* **Work instructions**:
Output all of the entries exactly as written.

* **Information provided**:
***

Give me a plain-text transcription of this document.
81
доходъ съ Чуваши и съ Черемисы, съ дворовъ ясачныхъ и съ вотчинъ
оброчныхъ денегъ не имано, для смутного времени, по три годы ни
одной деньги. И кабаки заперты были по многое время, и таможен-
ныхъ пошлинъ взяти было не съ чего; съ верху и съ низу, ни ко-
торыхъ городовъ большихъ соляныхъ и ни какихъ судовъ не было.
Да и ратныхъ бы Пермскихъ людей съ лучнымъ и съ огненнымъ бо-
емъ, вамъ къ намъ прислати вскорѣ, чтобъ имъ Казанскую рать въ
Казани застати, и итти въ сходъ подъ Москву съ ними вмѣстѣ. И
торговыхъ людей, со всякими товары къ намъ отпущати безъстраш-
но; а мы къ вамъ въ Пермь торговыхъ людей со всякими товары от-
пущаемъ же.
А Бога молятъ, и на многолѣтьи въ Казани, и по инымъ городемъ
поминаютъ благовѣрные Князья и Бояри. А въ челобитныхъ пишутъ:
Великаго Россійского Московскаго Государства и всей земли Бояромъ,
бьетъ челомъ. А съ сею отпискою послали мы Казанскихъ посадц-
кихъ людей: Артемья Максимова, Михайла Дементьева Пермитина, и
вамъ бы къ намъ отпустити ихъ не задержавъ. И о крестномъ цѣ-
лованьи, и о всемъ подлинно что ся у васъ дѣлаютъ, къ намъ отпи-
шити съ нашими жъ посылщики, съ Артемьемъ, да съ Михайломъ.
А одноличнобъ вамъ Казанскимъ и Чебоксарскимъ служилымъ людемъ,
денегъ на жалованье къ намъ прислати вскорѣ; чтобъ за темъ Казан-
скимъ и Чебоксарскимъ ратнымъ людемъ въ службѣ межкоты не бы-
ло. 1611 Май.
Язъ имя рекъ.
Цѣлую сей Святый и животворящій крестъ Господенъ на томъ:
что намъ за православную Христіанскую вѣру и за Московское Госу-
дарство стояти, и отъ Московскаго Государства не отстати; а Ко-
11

***

* **Written response**:
Give me a plain-text transcription of this document.
81
доходъ съ Чуваши и съ Черемисы, съ дворовъ ясачныхъ и съ вотчинъ
оброчныхъ денегъ не имано, для смутного времени, по три годы ни
одной деньги. И кабаки заперты были по многое время, и таможен-
ныхъ пошлинъ взяти было не съ чего; съ верху и съ низу, ни ко-
торыхъ городовъ большихъ соляныхъ и ни какихъ судовъ не было.
Да и ратныхъ бы Пермскихъ людей съ лучнымъ и съ огненнымъ бо-
емъ, вамъ къ намъ прислати вскорѣ, чтобъ имъ Казанскую рать въ
Казани застати, и итти въ сходъ подъ Москву съ ними вмѣстѣ. И
торговыхъ людей, со всякими товары къ намъ отпущати безъстраш-
но; а мы къ вамъ въ Пермь торговыхъ людей со всякими товары от-
пущаемъ же.
А Бога молятъ, и на многолѣтьи въ Казани, и по инымъ городемъ
поминаютъ благовѣрные Князья и Бояри. А въ челобитныхъ пишутъ:
Великаго Россійского Московскаго Государства и всей земли Бояромъ,
бьетъ челомъ. А съ сею отпискою послали мы Казанскихъ посадц-
кихъ людей: Артемья Максимова, Михайла Дементьева Пермитина, и
вамъ бы къ намъ отпустити ихъ не задержавъ. И о крестномъ цѣ-
лованьи, и о всемъ подлинно что ся у васъ дѣлаютъ, къ намъ отпи-
шити съ нашими жъ посылщики, съ Артемьемъ, да съ Михайломъ.
А одноличнобъ вамъ Казанскимъ и Чебоксарскимъ служилымъ людемъ,
денегъ на жалованье къ намъ прислати вскорѣ; чтобъ за темъ Казан-
скимъ и Чебоксарскимъ ратнымъ людемъ въ службѣ межкоты не бы-
ло. 1611 Май.
Язъ имя рекъ.
Цѣлую сей Святый и животворящій крестъ Господенъ на томъ:
что намъ за православную Христіанскую вѣру и за Московское Госу-
дарство стояти, и отъ Московскаго Государства не отстати; а Ко-
11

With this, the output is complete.